-- Work required --
Here are some records; quote them exactly, leaving out the pictures.

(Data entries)
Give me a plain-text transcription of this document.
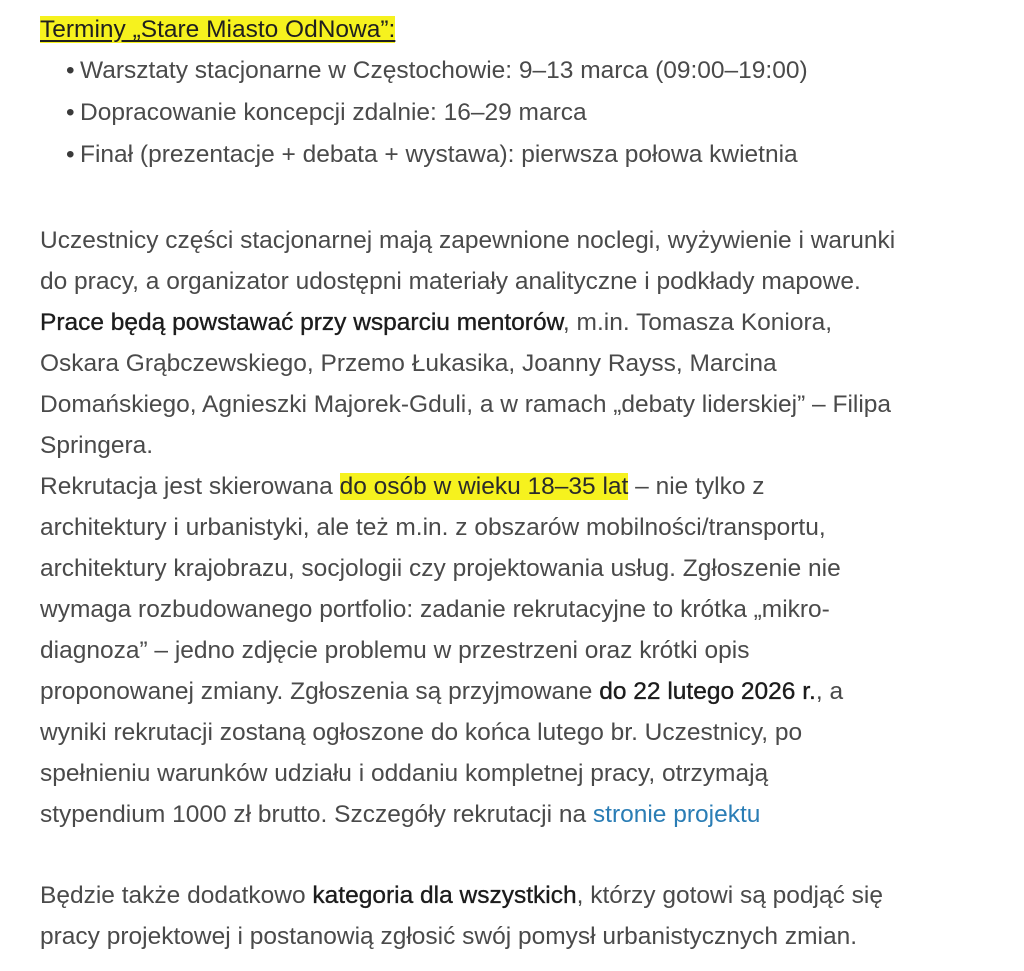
Terminy „Stare Miasto OdNowa”:
• Warsztaty stacjonarne w Częstochowie: 9–13 marca (09:00–19:00)
• Dopracowanie koncepcji zdalnie: 16–29 marca
• Finał (prezentacje + debata + wystawa): pierwsza połowa kwietnia

Uczestnicy części stacjonarnej mają zapewnione noclegi, wyżywienie i warunki
do pracy, a organizator udostępni materiały analityczne i podkłady mapowe.
Prace będą powstawać przy wsparciu mentorów, m.in. Tomasza Koniora,
Oskara Grąbczewskiego, Przemo Łukasika, Joanny Rayss, Marcina
Domańskiego, Agnieszki Majorek-Gduli, a w ramach „debaty liderskiej” – Filipa
Springera.

Rekrutacja jest skierowana do osób w wieku 18–35 lat – nie tylko z
architektury i urbanistyki, ale też m.in. z obszarów mobilności/transportu,
architektury krajobrazu, socjologii czy projektowania usług. Zgłoszenie nie
wymaga rozbudowanego portfolio: zadanie rekrutacyjne to krótka „mikro-
diagnoza” – jedno zdjęcie problemu w przestrzeni oraz krótki opis
proponowanej zmiany. Zgłoszenia są przyjmowane do 22 lutego 2026 r., a
wyniki rekrutacji zostaną ogłoszone do końca lutego br. Uczestnicy, po
spełnieniu warunków udziału i oddaniu kompletnej pracy, otrzymają
stypendium 1000 zł brutto. Szczegóły rekrutacji na stronie projektu

Będzie także dodatkowo kategoria dla wszystkich, którzy gotowi są podjąć się
pracy projektowej i postanowią zgłosić swój pomysł urbanistycznych zmian.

-- Solution below --
Give me a plain-text transcription of this document.
Terminy „Stare Miasto OdNowa”:
• Warsztaty stacjonarne w Częstochowie: 9–13 marca (09:00–19:00)
• Dopracowanie koncepcji zdalnie: 16–29 marca
• Finał (prezentacje + debata + wystawa): pierwsza połowa kwietnia

Uczestnicy części stacjonarnej mają zapewnione noclegi, wyżywienie i warunki
do pracy, a organizator udostępni materiały analityczne i podkłady mapowe.
Prace będą powstawać przy wsparciu mentorów, m.in. Tomasza Koniora,
Oskara Grąbczewskiego, Przemo Łukasika, Joanny Rayss, Marcina
Domańskiego, Agnieszki Majorek-Gduli, a w ramach „debaty liderskiej” – Filipa
Springera.

Rekrutacja jest skierowana do osób w wieku 18–35 lat – nie tylko z
architektury i urbanistyki, ale też m.in. z obszarów mobilności/transportu,
architektury krajobrazu, socjologii czy projektowania usług. Zgłoszenie nie
wymaga rozbudowanego portfolio: zadanie rekrutacyjne to krótka „mikro-
diagnoza” – jedno zdjęcie problemu w przestrzeni oraz krótki opis
proponowanej zmiany. Zgłoszenia są przyjmowane do 22 lutego 2026 r., a
wyniki rekrutacji zostaną ogłoszone do końca lutego br. Uczestnicy, po
spełnieniu warunków udziału i oddaniu kompletnej pracy, otrzymają
stypendium 1000 zł brutto. Szczegóły rekrutacji na stronie projektu

Będzie także dodatkowo kategoria dla wszystkich, którzy gotowi są podjąć się
pracy projektowej i postanowią zgłosić swój pomysł urbanistycznych zmian.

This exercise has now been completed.